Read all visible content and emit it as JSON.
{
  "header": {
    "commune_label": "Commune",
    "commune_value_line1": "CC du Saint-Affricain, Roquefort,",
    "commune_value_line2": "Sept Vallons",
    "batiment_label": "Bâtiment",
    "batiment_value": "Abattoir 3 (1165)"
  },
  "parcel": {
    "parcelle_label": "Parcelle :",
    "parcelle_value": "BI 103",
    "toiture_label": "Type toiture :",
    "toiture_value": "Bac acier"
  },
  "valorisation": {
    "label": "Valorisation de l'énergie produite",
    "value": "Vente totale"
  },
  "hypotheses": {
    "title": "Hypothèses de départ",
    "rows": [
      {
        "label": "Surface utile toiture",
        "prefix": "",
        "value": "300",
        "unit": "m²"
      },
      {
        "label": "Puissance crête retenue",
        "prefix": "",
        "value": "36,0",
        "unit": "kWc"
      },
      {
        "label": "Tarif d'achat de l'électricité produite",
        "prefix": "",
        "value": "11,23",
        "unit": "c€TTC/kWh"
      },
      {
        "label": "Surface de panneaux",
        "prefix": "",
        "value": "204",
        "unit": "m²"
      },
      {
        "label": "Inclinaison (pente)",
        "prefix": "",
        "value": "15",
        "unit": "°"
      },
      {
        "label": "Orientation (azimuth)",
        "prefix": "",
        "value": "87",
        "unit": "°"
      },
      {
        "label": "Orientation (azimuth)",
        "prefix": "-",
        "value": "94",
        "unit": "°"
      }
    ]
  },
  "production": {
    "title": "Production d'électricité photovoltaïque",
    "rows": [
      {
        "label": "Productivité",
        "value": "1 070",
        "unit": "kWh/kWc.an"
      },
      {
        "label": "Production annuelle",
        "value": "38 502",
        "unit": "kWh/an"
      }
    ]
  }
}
□ □ □ □ □
Give all of the entries again, word for word.

Read all visible content and emit it as JSON.
{
  "header": {
    "commune_label": "Commune",
    "commune_value_line1": "CC du Saint-Affricain, Roquefort,",
    "commune_value_line2": "Sept Vallons",
    "batiment_label": "Bâtiment",
    "batiment_value": "Abattoir 3 (1165)"
  },
  "parcel": {
    "parcelle_label": "Parcelle :",
    "parcelle_value": "BI 103",
    "toiture_label": "Type toiture :",
    "toiture_value": "Bac acier"
  },
  "valorisation": {
    "label": "Valorisation de l'énergie produite",
    "value": "Vente totale"
  },
  "hypotheses": {
    "title": "Hypothèses de départ",
    "rows": [
      {
        "label": "Surface utile toiture",
        "prefix": "",
        "value": "300",
        "unit": "m²"
      },
      {
        "label": "Puissance crête retenue",
        "prefix": "",
        "value": "36,0",
        "unit": "kWc"
      },
      {
        "label": "Tarif d'achat de l'électricité produite",
        "prefix": "",
        "value": "11,23",
        "unit": "c€TTC/kWh"
      },
      {
        "label": "Surface de panneaux",
        "prefix": "",
        "value": "204",
        "unit": "m²"
      },
      {
        "label": "Inclinaison (pente)",
        "prefix": "",
        "value": "15",
        "unit": "°"
      },
      {
        "label": "Orientation (azimuth)",
        "prefix": "",
        "value": "87",
        "unit": "°"
      },
      {
        "label": "Orientation (azimuth)",
        "prefix": "-",
        "value": "94",
        "unit": "°"
      }
    ]
  },
  "production": {
    "title": "Production d'électricité photovoltaïque",
    "rows": [
      {
        "label": "Productivité",
        "value": "1 070",
        "unit": "kWh/kWc.an"
      },
      {
        "label": "Production annuelle",
        "value": "38 502",
        "unit": "kWh/an"
      }
    ]
  }
}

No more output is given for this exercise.